Exercise directions:
What follows is a set of entries. Repeat them exactly, but not their pictures.

_ _ _

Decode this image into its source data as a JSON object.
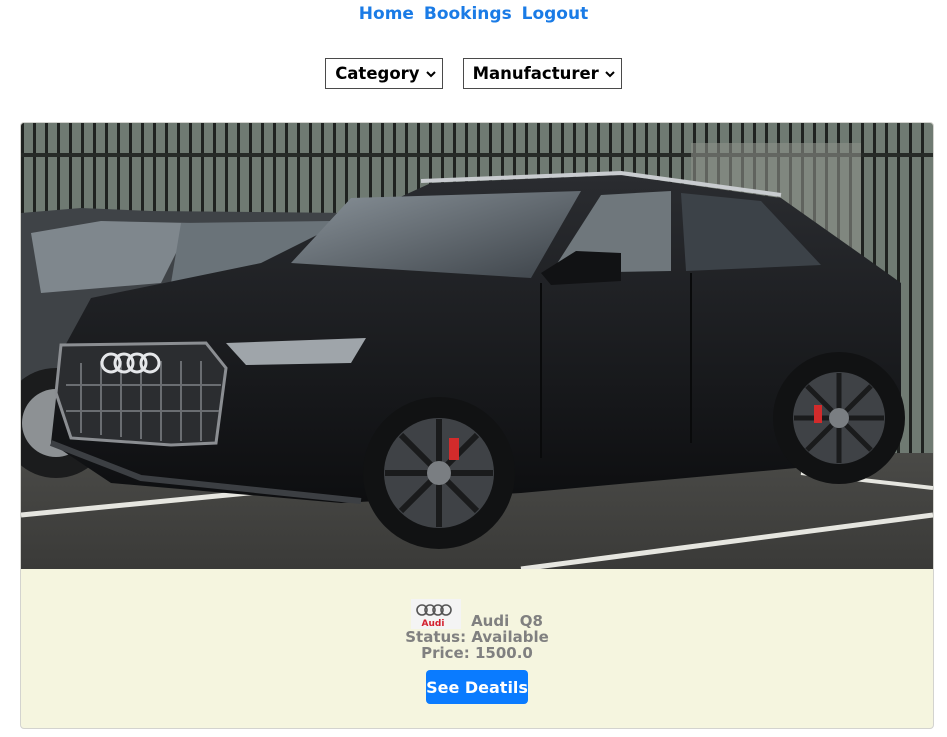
{
  "nav": {
    "home": "Home",
    "bookings": "Bookings",
    "logout": "Logout"
  },
  "filters": {
    "category": "Category",
    "manufacturer": "Manufacturer"
  },
  "car": {
    "brand": "Audi",
    "model": "Q8",
    "status_label": "Status:",
    "status": "Available",
    "price_label": "Price:",
    "price": "1500.0",
    "logo_text": "Audi",
    "button": "See Deatils"
  },
  "colors": {
    "link": "#1a7be6",
    "button": "#0a7bff",
    "card_bg": "#f5f5df",
    "info_text": "#808080",
    "logo_red": "#d3202f"
  },
  "icons": {
    "dropdown": "chevron-down-icon"
  }
}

_ _ _

The completed task:
Decode this image into its source data as a JSON object.
{
  "nav": {
    "home": "Home",
    "bookings": "Bookings",
    "logout": "Logout"
  },
  "filters": {
    "category": "Category",
    "manufacturer": "Manufacturer"
  },
  "car": {
    "brand": "Audi",
    "model": "Q8",
    "status_label": "Status:",
    "status": "Available",
    "price_label": "Price:",
    "price": "1500.0",
    "logo_text": "Audi",
    "button": "See Deatils"
  },
  "colors": {
    "link": "#1a7be6",
    "button": "#0a7bff",
    "card_bg": "#f5f5df",
    "info_text": "#808080",
    "logo_red": "#d3202f"
  },
  "icons": {
    "dropdown": "chevron-down-icon"
  }
}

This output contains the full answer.